Stated task: Lines that contain the string "以下简称" are to be copied; leave out all others.

[Data records]
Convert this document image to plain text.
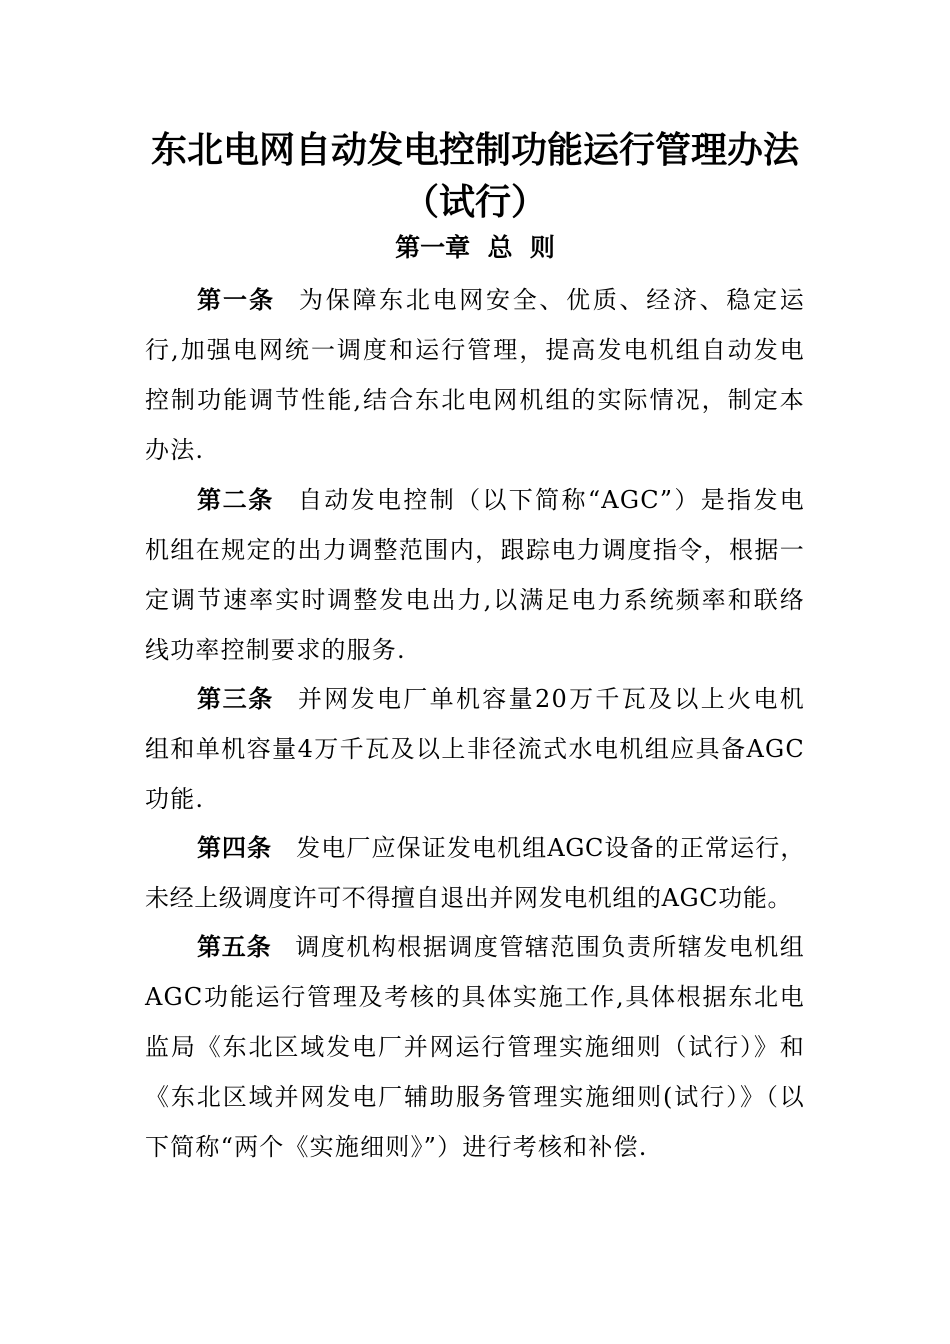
东北电网自动发电控制功能运行管理办法
（试行）
第一章  总  则

第一条 为保障东北电网安全、优质、经济、稳定运行,加强电网统一调度和运行管理，提高发电机组自动发电控制功能调节性能,结合东北电网机组的实际情况，制定本办法.

第二条 自动发电控制（以下简称“AGC”）是指发电机组在规定的出力调整范围内，跟踪电力调度指令，根据一定调节速率实时调整发电出力,以满足电力系统频率和联络线功率控制要求的服务.

第三条 并网发电厂单机容量20万千瓦及以上火电机组和单机容量4万千瓦及以上非径流式水电机组应具备AGC功能.

第四条 发电厂应保证发电机组AGC设备的正常运行，未经上级调度许可不得擅自退出并网发电机组的AGC功能。

第五条 调度机构根据调度管辖范围负责所辖发电机组AGC功能运行管理及考核的具体实施工作,具体根据东北电监局《东北区域发电厂并网运行管理实施细则（试行）》和《东北区域并网发电厂辅助服务管理实施细则(试行）》（以下简称“两个《实施细则》”）进行考核和补偿.
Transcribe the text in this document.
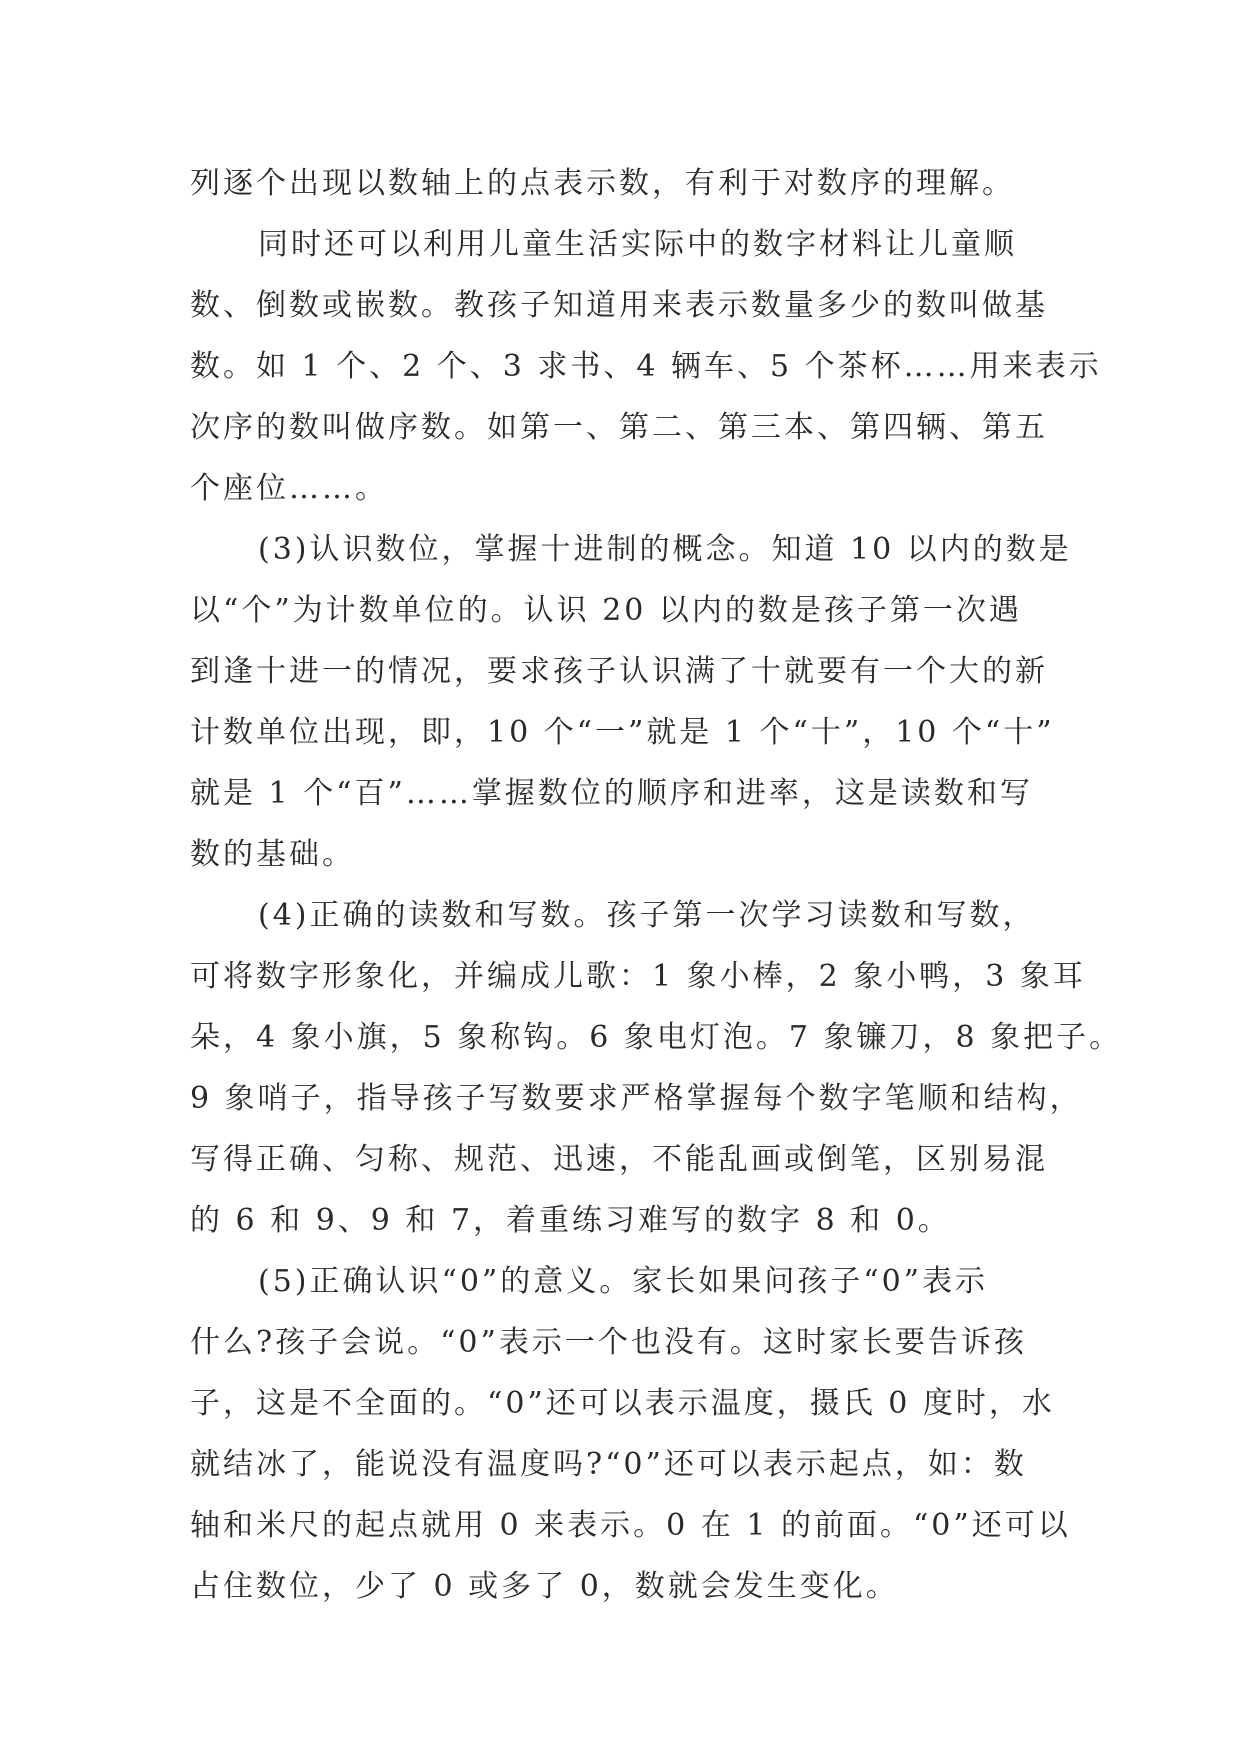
列逐个出现以数轴上的点表示数，有利于对数序的理解。
同时还可以利用儿童生活实际中的数字材料让儿童顺
数、倒数或嵌数。教孩子知道用来表示数量多少的数叫做基
数。如 1 个、2 个、3 求书、4 辆车、5 个茶杯……用来表示
次序的数叫做序数。如第一、第二、第三本、第四辆、第五
个座位……。
(3)认识数位，掌握十进制的概念。知道 10 以内的数是
以“个”为计数单位的。认识 20 以内的数是孩子第一次遇
到逢十进一的情况，要求孩子认识满了十就要有一个大的新
计数单位出现，即，10 个“一”就是 1 个“十”，10 个“十”
就是 1 个“百”……掌握数位的顺序和进率，这是读数和写
数的基础。
(4)正确的读数和写数。孩子第一次学习读数和写数，
可将数字形象化，并编成儿歌：1 象小棒，2 象小鸭，3 象耳
朵，4 象小旗，5 象称钩。6 象电灯泡。7 象镰刀，8 象把子。
9 象哨子，指导孩子写数要求严格掌握每个数字笔顺和结构，
写得正确、匀称、规范、迅速，不能乱画或倒笔，区别易混
的 6 和 9、9 和 7，着重练习难写的数字 8 和 0。
(5)正确认识“0”的意义。家长如果问孩子“0”表示
什么?孩子会说。“0”表示一个也没有。这时家长要告诉孩
子，这是不全面的。“0”还可以表示温度，摄氏 0 度时，水
就结冰了，能说没有温度吗?“0”还可以表示起点，如：数
轴和米尺的起点就用 0 来表示。0 在 1 的前面。“0”还可以
占住数位，少了 0 或多了 0，数就会发生变化。
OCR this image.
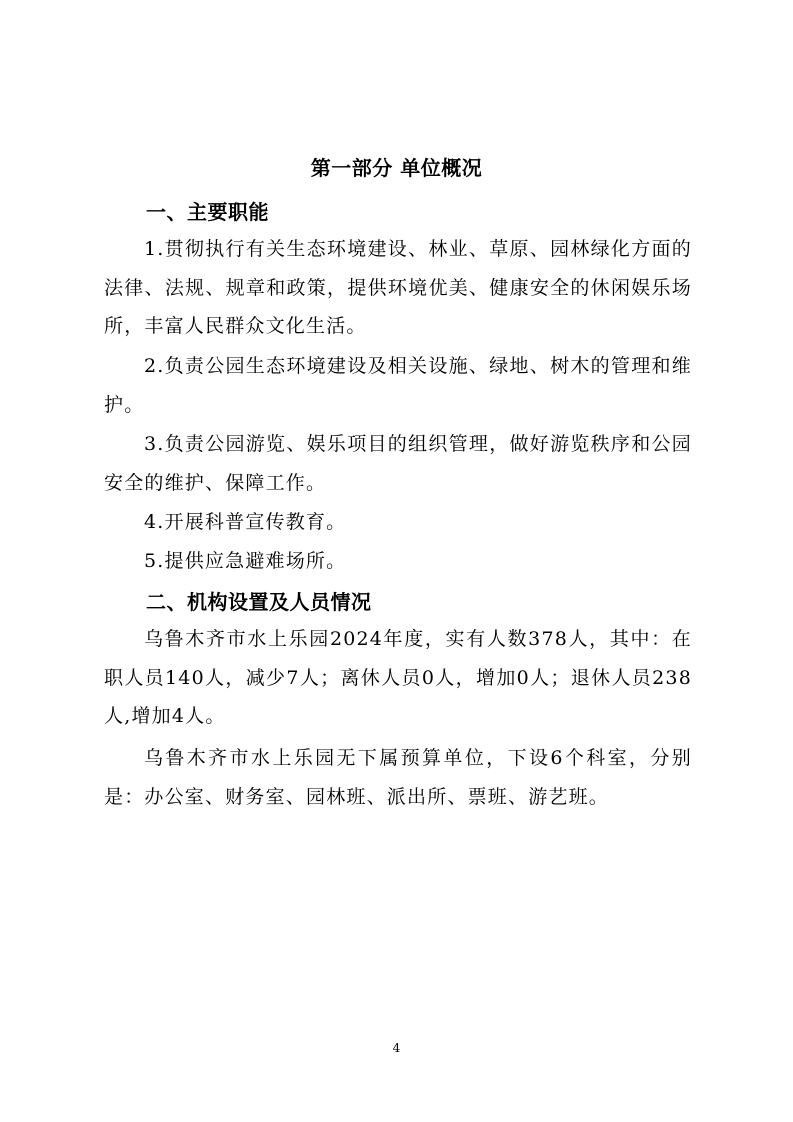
第一部分 单位概况
一、主要职能

1.贯彻执行有关生态环境建设、林业、草原、园林绿化方面的法律、法规、规章和政策，提供环境优美、健康安全的休闲娱乐场所，丰富人民群众文化生活。

2.负责公园生态环境建设及相关设施、绿地、树木的管理和维护。

3.负责公园游览、娱乐项目的组织管理，做好游览秩序和公园安全的维护、保障工作。

4.开展科普宣传教育。

5.提供应急避难场所。

二、机构设置及人员情况

乌鲁木齐市水上乐园2024年度，实有人数378人，其中：在职人员140人，减少7人；离休人员0人，增加0人；退休人员238人,增加4人。

乌鲁木齐市水上乐园无下属预算单位，下设6个科室，分别是：办公室、财务室、园林班、派出所、票班、游艺班。

4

Exercise solution:
第二条 自动发电控制（以下简称“AGC”）是指发电机组在规定的出力调整范围内，跟踪电力调度指令，根据一定调节速率实时调整发电出力,以满足电力系统频率和联络线功率控制要求的服务.
第五条 调度机构根据调度管辖范围负责所辖发电机组AGC功能运行管理及考核的具体实施工作,具体根据东北电监局《东北区域发电厂并网运行管理实施细则（试行）》和《东北区域并网发电厂辅助服务管理实施细则(试行）》（以下简称“两个《实施细则》”）进行考核和补偿.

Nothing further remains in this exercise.